> _Records for the exercise_

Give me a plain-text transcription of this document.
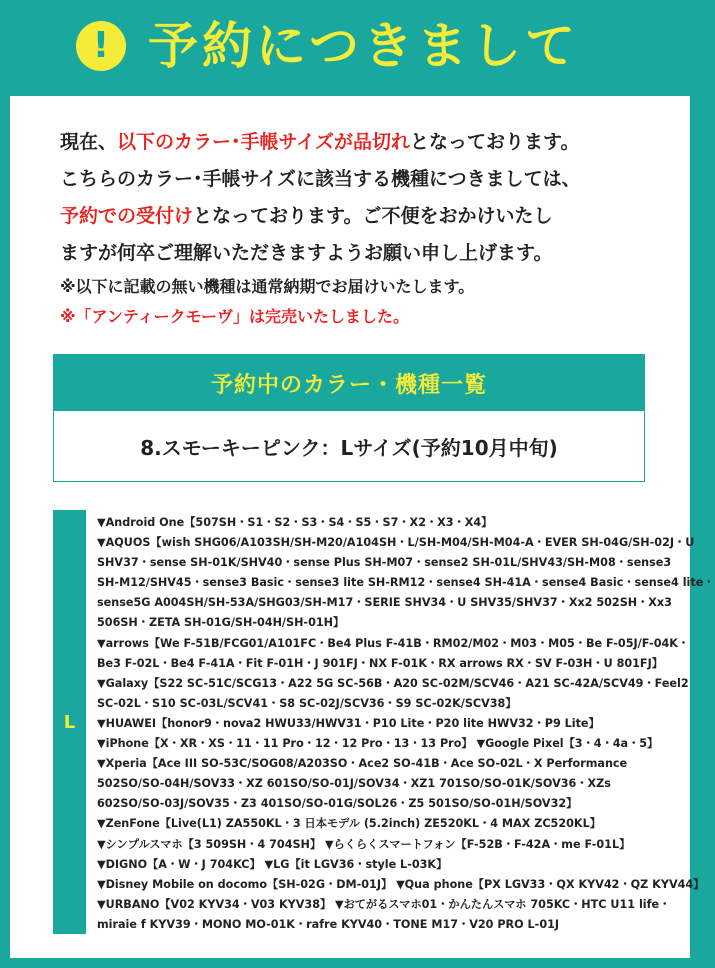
! 予約につきまして

現在、以下のカラー･手帳サイズが品切れとなっております。

こちらのカラー･手帳サイズに該当する機種につきましては、

予約での受付けとなっております。ご不便をおかけいたし

ますが何卒ご理解いただきますようお願い申し上げます。

※以下に記載の無い機種は通常納期でお届けいたします。

※「アンティークモーヴ」は完売いたしました。

予約中のカラー・機種一覧
8.スモーキーピンク：Lサイズ(予約10月中旬)
L
▼Android One【507SH・S1・S2・S3・S4・S5・S7・X2・X3・X4】
▼AQUOS【wish SHG06/A103SH/SH-M20/A104SH・L/SH-M04/SH-M04-A・EVER SH-04G/SH-02J・U
SHV37・sense SH-01K/SHV40・sense Plus SH-M07・sense2 SH-01L/SHV43/SH-M08・sense3
SH-M12/SHV45・sense3 Basic・sense3 lite SH-RM12・sense4 SH-41A・sense4 Basic・sense4 lite・
sense5G A004SH/SH-53A/SHG03/SH-M17・SERIE SHV34・U SHV35/SHV37・Xx2 502SH・Xx3
506SH・ZETA SH-01G/SH-04H/SH-01H】
▼arrows【We F-51B/FCG01/A101FC・Be4 Plus F-41B・RM02/M02・M03・M05・Be F-05J/F-04K・
Be3 F-02L・Be4 F-41A・Fit F-01H・J 901FJ・NX F-01K・RX arrows RX・SV F-03H・U 801FJ】
▼Galaxy【S22 SC-51C/SCG13・A22 5G SC-56B・A20 SC-02M/SCV46・A21 SC-42A/SCV49・Feel2
SC-02L・S10 SC-03L/SCV41・S8 SC-02J/SCV36・S9 SC-02K/SCV38】
▼HUAWEI【honor9・nova2 HWU33/HWV31・P10 Lite・P20 lite HWV32・P9 Lite】
▼iPhone【X・XR・XS・11・11 Pro・12・12 Pro・13・13 Pro】 ▼Google Pixel【3・4・4a・5】
▼Xperia【Ace III SO-53C/SOG08/A203SO・Ace2 SO-41B・Ace SO-02L・X Performance
502SO/SO-04H/SOV33・XZ 601SO/SO-01J/SOV34・XZ1 701SO/SO-01K/SOV36・XZs
602SO/SO-03J/SOV35・Z3 401SO/SO-01G/SOL26・Z5 501SO/SO-01H/SOV32】
▼ZenFone【Live(L1) ZA550KL・3 日本モデル (5.2inch) ZE520KL・4 MAX ZC520KL】
▼シンプルスマホ【3 509SH・4 704SH】 ▼らくらくスマートフォン【F-52B・F-42A・me F-01L】
▼DIGNO【A・W・J 704KC】 ▼LG【it LGV36・style L-03K】
▼Disney Mobile on docomo【SH-02G・DM-01J】 ▼Qua phone【PX LGV33・QX KYV42・QZ KYV44】
▼URBANO【V02 KYV34・V03 KYV38】 ▼おてがるスマホ01・かんたんスマホ 705KC・HTC U11 life・
miraie f KYV39・MONO MO-01K・rafre KYV40・TONE M17・V20 PRO L-01J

> _What to produce_
Return all the entries word for word, but omit any pictures they contain.

> _Solution to the exercise_
Give me a plain-text transcription of this document.
! 予約につきまして

現在、以下のカラー･手帳サイズが品切れとなっております。

こちらのカラー･手帳サイズに該当する機種につきましては、

予約での受付けとなっております。ご不便をおかけいたし

ますが何卒ご理解いただきますようお願い申し上げます。

※以下に記載の無い機種は通常納期でお届けいたします。

※「アンティークモーヴ」は完売いたしました。

予約中のカラー・機種一覧
8.スモーキーピンク：Lサイズ(予約10月中旬)
L
▼Android One【507SH・S1・S2・S3・S4・S5・S7・X2・X3・X4】
▼AQUOS【wish SHG06/A103SH/SH-M20/A104SH・L/SH-M04/SH-M04-A・EVER SH-04G/SH-02J・U
SHV37・sense SH-01K/SHV40・sense Plus SH-M07・sense2 SH-01L/SHV43/SH-M08・sense3
SH-M12/SHV45・sense3 Basic・sense3 lite SH-RM12・sense4 SH-41A・sense4 Basic・sense4 lite・
sense5G A004SH/SH-53A/SHG03/SH-M17・SERIE SHV34・U SHV35/SHV37・Xx2 502SH・Xx3
506SH・ZETA SH-01G/SH-04H/SH-01H】
▼arrows【We F-51B/FCG01/A101FC・Be4 Plus F-41B・RM02/M02・M03・M05・Be F-05J/F-04K・
Be3 F-02L・Be4 F-41A・Fit F-01H・J 901FJ・NX F-01K・RX arrows RX・SV F-03H・U 801FJ】
▼Galaxy【S22 SC-51C/SCG13・A22 5G SC-56B・A20 SC-02M/SCV46・A21 SC-42A/SCV49・Feel2
SC-02L・S10 SC-03L/SCV41・S8 SC-02J/SCV36・S9 SC-02K/SCV38】
▼HUAWEI【honor9・nova2 HWU33/HWV31・P10 Lite・P20 lite HWV32・P9 Lite】
▼iPhone【X・XR・XS・11・11 Pro・12・12 Pro・13・13 Pro】 ▼Google Pixel【3・4・4a・5】
▼Xperia【Ace III SO-53C/SOG08/A203SO・Ace2 SO-41B・Ace SO-02L・X Performance
502SO/SO-04H/SOV33・XZ 601SO/SO-01J/SOV34・XZ1 701SO/SO-01K/SOV36・XZs
602SO/SO-03J/SOV35・Z3 401SO/SO-01G/SOL26・Z5 501SO/SO-01H/SOV32】
▼ZenFone【Live(L1) ZA550KL・3 日本モデル (5.2inch) ZE520KL・4 MAX ZC520KL】
▼シンプルスマホ【3 509SH・4 704SH】 ▼らくらくスマートフォン【F-52B・F-42A・me F-01L】
▼DIGNO【A・W・J 704KC】 ▼LG【it LGV36・style L-03K】
▼Disney Mobile on docomo【SH-02G・DM-01J】 ▼Qua phone【PX LGV33・QX KYV42・QZ KYV44】
▼URBANO【V02 KYV34・V03 KYV38】 ▼おてがるスマホ01・かんたんスマホ 705KC・HTC U11 life・
miraie f KYV39・MONO MO-01K・rafre KYV40・TONE M17・V20 PRO L-01J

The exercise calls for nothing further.